[start RECORDED INFORMATION]

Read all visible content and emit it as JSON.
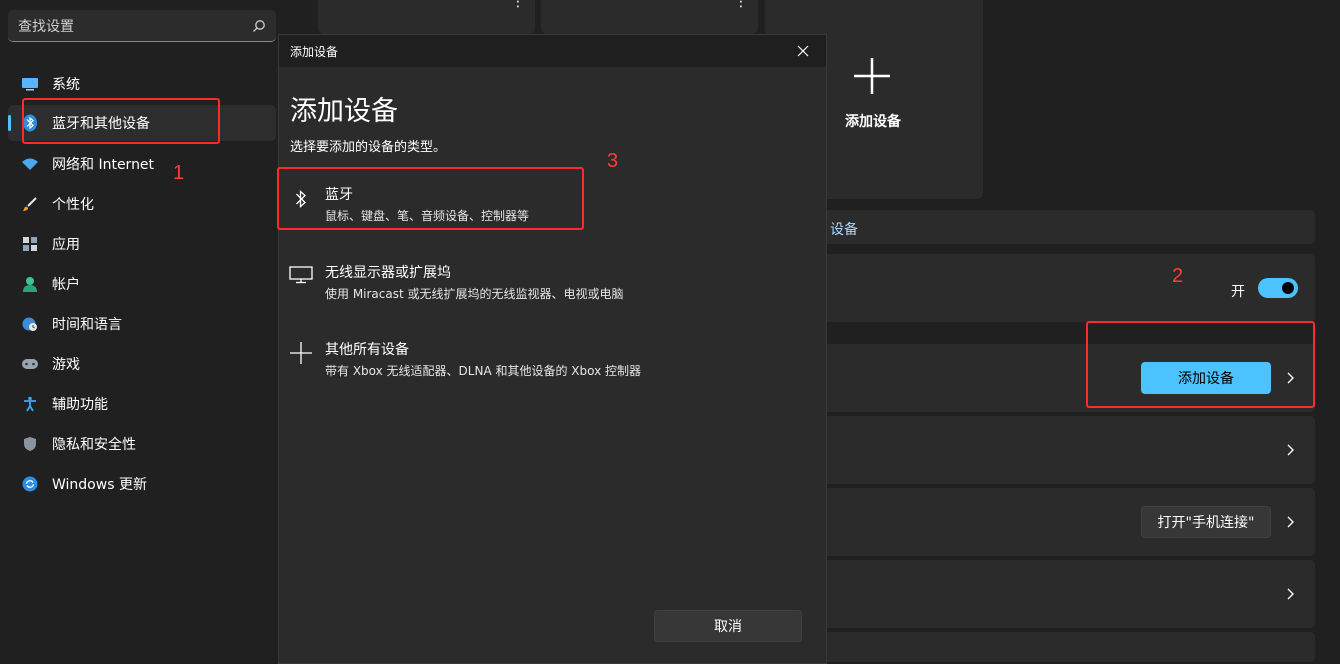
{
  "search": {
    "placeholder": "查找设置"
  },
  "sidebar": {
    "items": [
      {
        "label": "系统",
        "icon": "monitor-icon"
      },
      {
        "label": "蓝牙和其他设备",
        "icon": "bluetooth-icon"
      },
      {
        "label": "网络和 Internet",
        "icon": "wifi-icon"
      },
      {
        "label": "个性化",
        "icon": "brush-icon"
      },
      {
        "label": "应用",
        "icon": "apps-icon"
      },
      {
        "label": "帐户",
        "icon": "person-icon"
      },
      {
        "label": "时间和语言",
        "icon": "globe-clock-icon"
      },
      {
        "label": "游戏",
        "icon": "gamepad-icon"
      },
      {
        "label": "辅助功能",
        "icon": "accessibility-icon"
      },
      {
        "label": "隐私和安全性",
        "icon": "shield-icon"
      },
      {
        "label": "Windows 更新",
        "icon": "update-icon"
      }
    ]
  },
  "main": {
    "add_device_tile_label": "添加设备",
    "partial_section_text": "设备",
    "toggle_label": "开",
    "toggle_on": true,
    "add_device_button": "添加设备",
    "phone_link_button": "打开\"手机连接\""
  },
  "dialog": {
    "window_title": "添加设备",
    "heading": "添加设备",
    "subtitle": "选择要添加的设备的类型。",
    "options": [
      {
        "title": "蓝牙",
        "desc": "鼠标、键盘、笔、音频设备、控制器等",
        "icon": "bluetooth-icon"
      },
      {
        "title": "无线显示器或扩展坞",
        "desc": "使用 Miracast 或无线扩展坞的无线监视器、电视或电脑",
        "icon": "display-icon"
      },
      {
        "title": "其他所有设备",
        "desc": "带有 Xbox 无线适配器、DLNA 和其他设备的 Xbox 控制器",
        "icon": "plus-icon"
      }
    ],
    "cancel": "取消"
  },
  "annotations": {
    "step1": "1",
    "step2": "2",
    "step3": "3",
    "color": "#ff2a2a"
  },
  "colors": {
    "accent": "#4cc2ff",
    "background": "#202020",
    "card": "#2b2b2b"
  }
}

[end RECORDED INFORMATION]
[start RECORDED INFORMATION]

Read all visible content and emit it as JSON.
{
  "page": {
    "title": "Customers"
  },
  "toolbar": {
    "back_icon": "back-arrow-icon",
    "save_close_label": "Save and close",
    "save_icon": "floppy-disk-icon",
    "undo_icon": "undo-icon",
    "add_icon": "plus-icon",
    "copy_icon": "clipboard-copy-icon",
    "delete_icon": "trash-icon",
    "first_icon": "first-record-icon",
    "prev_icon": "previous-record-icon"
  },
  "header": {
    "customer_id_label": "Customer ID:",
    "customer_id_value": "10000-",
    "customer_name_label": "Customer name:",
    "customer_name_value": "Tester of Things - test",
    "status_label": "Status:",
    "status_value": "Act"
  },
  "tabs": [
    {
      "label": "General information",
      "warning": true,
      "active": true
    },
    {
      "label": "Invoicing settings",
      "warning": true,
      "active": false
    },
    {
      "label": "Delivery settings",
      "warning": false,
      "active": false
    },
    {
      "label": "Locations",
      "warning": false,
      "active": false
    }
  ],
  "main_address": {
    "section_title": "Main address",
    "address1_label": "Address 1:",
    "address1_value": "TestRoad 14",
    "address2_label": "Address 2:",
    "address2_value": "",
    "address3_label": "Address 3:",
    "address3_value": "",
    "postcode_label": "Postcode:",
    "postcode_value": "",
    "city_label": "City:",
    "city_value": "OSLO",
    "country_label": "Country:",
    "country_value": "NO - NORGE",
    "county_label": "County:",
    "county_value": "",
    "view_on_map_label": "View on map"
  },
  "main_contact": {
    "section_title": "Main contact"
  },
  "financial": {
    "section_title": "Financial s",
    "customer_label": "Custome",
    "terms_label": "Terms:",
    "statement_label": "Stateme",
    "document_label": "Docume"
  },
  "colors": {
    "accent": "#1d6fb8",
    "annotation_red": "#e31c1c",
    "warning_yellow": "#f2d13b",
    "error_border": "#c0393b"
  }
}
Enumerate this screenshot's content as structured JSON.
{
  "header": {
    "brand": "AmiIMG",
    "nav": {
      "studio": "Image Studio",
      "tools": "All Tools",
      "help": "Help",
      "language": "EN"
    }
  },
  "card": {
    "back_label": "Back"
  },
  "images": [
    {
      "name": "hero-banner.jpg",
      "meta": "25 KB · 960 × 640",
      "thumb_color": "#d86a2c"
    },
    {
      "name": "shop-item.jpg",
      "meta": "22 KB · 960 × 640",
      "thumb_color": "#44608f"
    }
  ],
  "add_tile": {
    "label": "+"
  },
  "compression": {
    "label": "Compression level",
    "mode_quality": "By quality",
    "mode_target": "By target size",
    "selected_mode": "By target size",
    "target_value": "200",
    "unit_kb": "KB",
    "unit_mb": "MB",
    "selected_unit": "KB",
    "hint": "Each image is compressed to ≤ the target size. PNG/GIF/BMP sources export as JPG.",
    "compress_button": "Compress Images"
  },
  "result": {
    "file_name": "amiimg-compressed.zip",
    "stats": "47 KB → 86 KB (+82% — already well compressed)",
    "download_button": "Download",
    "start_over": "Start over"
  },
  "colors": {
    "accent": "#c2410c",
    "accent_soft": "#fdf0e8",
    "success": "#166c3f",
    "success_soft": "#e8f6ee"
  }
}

[end RECORDED INFORMATION]

_JOB_
Extract from the material all lines containing the string "settings".

_SOLUTION FOR THIS EXERCISE_
      "label": "Invoicing settings",
      "label": "Delivery settings",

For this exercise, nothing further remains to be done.